→ The task:
From the entries below, please gather each line containing the string "Salpica".

→ Records supplied:

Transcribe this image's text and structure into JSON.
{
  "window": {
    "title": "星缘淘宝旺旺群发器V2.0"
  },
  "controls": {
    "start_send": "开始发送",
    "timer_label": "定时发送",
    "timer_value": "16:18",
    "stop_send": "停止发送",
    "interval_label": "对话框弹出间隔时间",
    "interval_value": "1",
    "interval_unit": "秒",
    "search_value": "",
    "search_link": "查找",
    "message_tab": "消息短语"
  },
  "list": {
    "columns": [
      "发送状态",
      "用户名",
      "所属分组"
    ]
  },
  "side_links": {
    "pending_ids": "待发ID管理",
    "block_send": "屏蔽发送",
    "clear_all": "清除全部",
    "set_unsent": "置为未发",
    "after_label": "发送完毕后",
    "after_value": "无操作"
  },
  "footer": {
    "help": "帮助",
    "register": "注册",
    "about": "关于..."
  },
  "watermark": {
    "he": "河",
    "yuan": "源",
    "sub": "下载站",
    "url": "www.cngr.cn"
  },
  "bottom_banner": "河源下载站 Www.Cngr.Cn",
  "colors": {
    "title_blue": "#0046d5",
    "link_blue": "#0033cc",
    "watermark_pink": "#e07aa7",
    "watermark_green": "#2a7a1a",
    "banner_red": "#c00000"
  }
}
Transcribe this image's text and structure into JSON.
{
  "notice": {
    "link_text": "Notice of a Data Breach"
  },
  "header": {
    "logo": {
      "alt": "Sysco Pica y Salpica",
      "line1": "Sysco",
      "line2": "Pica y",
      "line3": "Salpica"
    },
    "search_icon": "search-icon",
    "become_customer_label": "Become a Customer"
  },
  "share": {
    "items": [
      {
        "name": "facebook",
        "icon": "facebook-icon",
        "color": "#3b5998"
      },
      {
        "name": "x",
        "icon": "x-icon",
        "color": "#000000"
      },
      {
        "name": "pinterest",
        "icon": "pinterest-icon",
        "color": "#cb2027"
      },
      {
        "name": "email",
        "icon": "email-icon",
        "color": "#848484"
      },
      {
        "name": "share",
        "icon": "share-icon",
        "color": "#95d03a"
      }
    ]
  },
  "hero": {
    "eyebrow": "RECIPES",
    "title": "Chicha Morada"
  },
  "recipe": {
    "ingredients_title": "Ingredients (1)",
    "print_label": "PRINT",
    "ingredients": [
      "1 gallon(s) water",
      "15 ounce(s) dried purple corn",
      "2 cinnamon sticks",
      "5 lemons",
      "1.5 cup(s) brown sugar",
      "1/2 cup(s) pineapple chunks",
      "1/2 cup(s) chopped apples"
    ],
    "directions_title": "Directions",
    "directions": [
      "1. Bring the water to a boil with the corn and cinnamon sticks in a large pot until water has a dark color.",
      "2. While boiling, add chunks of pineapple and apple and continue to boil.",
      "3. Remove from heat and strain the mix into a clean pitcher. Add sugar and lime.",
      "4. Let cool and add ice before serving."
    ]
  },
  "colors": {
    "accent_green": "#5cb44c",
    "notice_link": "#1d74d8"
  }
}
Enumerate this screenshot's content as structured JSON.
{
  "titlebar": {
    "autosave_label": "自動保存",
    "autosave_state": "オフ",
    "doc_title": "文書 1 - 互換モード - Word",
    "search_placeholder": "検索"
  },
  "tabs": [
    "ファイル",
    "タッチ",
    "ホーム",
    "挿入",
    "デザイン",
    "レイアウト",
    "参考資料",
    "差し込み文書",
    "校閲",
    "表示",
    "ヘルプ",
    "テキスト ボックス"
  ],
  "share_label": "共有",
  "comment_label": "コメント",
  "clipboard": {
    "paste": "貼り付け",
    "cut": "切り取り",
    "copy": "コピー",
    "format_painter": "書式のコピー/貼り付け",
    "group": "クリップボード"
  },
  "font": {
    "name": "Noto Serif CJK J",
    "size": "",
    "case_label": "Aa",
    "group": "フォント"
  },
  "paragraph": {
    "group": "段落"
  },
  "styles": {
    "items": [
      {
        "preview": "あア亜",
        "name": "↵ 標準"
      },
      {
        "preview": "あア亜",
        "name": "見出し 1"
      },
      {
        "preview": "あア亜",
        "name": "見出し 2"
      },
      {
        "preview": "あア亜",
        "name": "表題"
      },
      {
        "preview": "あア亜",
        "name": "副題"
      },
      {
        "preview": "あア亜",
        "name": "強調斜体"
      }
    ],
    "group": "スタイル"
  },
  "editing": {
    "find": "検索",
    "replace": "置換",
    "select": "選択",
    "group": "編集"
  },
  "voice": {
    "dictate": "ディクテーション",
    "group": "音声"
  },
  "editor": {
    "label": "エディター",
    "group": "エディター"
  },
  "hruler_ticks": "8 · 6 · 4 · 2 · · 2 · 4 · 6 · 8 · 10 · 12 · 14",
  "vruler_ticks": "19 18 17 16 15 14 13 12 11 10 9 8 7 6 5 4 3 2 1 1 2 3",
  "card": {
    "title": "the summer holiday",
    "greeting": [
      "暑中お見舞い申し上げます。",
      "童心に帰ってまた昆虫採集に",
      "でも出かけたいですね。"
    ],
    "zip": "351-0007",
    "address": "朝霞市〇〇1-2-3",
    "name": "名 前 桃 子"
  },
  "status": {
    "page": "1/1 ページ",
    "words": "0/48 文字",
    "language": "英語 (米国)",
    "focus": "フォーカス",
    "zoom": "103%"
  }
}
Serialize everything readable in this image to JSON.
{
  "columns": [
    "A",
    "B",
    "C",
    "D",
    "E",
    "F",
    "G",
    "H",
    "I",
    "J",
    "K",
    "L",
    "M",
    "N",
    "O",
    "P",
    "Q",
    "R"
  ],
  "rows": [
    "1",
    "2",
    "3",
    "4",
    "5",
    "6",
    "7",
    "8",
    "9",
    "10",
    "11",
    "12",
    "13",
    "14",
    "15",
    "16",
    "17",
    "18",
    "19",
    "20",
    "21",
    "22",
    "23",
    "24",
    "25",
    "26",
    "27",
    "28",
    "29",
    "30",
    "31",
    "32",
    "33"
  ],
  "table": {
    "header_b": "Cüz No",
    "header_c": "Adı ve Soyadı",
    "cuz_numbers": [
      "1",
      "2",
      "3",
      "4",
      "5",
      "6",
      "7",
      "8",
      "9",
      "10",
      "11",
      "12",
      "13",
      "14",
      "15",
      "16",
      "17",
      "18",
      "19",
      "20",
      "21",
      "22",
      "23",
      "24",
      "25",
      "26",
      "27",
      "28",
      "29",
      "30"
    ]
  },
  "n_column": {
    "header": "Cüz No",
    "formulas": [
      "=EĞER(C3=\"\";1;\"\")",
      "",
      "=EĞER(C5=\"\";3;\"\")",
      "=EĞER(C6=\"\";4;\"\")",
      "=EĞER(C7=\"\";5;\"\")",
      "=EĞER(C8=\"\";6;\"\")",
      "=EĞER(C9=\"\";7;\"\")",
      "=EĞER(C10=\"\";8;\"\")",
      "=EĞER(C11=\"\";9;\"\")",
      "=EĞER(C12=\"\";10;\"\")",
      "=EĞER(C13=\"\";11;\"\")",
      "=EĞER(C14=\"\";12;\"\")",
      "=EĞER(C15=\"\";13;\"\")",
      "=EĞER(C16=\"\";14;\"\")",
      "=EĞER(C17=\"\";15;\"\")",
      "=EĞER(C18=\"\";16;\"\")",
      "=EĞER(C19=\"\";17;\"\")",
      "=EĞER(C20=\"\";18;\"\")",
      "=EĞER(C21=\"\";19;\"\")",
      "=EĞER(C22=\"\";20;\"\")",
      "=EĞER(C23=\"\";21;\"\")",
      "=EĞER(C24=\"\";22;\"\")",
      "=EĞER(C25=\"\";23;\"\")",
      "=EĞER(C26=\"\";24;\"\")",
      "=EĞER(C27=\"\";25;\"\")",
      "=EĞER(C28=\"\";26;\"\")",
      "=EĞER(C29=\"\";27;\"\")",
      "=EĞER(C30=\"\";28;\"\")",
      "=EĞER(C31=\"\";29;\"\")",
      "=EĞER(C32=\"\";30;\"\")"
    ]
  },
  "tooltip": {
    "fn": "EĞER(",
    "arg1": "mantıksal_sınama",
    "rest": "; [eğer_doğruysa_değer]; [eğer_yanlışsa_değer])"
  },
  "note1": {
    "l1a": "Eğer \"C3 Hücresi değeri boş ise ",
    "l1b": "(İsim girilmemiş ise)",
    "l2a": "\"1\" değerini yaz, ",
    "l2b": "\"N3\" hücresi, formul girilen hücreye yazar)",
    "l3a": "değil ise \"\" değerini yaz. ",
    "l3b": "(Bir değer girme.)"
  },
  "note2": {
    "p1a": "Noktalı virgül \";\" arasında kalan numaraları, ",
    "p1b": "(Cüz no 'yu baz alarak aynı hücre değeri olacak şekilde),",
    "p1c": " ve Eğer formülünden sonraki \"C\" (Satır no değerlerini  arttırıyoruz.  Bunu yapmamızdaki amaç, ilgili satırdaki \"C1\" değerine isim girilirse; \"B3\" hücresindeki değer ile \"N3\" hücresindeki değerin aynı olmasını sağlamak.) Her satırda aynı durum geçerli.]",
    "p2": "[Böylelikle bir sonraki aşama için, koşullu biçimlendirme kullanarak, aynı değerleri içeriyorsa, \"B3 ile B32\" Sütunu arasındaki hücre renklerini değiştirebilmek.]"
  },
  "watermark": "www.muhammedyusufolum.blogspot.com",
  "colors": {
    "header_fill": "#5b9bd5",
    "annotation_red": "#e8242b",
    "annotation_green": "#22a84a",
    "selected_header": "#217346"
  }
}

→ Result of the task:
      "alt": "Sysco Pica y Salpica",
      "line3": "Salpica"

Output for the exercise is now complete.